Work to do: Extract every line that contains the word "の選択者".

(Structured figure records)
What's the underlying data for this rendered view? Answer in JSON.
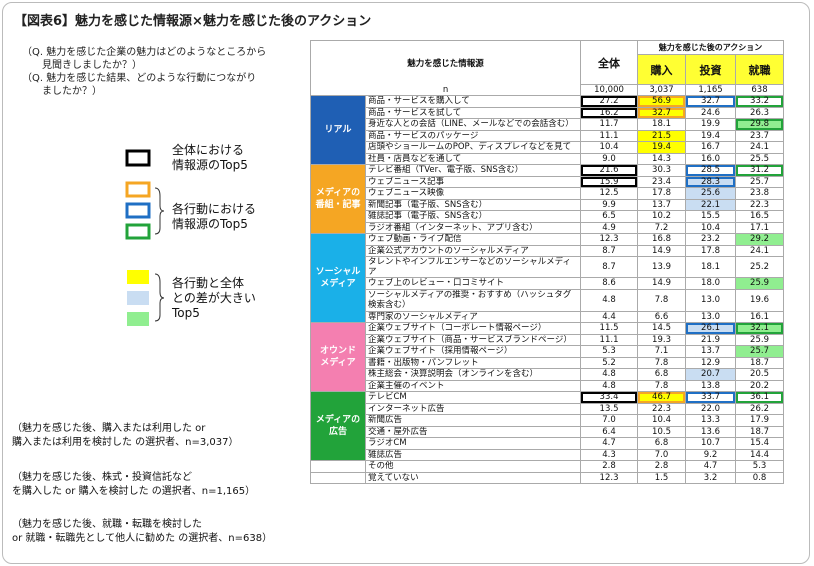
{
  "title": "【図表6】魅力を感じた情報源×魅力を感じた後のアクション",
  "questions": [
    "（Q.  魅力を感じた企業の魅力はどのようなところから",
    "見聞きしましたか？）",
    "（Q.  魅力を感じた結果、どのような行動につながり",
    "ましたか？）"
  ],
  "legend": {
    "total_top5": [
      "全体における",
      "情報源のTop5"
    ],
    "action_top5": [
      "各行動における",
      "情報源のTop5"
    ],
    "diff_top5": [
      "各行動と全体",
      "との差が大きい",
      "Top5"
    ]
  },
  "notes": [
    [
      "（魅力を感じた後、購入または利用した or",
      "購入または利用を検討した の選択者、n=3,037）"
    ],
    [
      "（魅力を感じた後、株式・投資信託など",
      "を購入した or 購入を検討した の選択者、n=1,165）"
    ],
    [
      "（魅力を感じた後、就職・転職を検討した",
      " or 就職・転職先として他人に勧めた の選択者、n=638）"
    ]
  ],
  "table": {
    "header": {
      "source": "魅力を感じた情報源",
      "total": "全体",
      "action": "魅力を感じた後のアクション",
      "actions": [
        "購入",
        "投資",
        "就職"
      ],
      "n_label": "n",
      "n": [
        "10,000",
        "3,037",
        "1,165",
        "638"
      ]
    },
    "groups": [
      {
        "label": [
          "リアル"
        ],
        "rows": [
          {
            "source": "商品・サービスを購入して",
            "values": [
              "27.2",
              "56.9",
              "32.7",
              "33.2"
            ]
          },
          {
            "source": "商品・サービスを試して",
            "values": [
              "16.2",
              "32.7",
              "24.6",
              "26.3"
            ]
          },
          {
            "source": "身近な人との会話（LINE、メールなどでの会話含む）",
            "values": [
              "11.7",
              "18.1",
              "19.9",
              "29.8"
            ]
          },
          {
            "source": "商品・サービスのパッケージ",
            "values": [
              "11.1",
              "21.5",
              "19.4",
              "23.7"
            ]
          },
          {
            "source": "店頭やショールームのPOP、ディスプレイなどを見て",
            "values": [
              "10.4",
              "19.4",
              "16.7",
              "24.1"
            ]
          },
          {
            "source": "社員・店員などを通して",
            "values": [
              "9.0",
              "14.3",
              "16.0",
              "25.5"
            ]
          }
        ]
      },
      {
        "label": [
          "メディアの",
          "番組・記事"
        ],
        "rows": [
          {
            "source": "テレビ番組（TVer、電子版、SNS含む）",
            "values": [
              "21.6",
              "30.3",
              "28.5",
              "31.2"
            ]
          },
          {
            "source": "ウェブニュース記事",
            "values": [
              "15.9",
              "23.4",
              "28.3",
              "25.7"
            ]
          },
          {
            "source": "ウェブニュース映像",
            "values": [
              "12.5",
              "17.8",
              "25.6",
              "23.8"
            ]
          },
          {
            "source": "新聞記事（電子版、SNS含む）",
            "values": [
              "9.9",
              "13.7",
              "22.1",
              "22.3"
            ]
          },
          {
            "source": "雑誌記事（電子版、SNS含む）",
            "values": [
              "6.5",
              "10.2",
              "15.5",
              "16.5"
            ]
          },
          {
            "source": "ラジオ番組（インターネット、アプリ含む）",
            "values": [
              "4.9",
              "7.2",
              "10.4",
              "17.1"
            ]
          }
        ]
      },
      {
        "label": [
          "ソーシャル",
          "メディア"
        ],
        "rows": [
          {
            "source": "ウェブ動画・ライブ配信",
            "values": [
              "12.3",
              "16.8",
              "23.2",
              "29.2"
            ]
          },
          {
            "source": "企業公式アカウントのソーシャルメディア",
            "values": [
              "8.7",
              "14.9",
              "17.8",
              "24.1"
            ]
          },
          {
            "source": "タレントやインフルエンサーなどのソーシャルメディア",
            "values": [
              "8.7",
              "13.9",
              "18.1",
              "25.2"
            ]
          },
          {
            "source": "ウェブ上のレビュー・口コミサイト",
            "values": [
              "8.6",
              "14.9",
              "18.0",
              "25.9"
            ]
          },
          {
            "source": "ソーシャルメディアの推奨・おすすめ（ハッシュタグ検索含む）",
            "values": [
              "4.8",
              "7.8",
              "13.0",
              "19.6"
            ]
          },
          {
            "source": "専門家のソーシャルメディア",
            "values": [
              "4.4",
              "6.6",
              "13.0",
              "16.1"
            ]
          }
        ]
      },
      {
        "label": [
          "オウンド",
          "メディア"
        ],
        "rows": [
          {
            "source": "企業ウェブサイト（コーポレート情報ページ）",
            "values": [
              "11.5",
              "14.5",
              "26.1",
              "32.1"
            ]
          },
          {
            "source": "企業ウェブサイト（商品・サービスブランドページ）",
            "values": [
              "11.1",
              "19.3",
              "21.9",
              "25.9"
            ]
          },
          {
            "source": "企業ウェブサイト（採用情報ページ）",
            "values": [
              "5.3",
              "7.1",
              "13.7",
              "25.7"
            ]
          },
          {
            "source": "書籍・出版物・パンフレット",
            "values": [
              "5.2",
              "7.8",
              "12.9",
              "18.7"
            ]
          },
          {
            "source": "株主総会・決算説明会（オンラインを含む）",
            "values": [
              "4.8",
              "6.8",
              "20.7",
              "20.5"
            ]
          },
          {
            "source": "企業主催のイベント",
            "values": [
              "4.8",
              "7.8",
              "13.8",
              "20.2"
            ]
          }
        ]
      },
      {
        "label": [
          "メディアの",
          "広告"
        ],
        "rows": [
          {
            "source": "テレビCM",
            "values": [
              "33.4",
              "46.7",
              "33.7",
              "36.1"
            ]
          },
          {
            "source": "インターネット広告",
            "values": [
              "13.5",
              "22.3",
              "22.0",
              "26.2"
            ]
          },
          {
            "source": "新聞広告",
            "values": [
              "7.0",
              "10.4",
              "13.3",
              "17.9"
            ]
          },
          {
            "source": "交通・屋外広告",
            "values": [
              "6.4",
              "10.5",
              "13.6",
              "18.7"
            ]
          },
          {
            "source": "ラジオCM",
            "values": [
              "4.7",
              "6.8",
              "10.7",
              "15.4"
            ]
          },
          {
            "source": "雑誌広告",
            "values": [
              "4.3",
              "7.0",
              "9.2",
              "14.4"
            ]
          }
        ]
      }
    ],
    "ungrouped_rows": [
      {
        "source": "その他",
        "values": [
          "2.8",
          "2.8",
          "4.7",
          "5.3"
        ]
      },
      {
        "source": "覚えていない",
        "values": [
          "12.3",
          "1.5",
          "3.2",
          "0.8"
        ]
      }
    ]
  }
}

Answer to the problem:
      "購入または利用を検討した の選択者、n=3,037）"
      "を購入した or 購入を検討した の選択者、n=1,165）"
      " or 就職・転職先として他人に勧めた の選択者、n=638）"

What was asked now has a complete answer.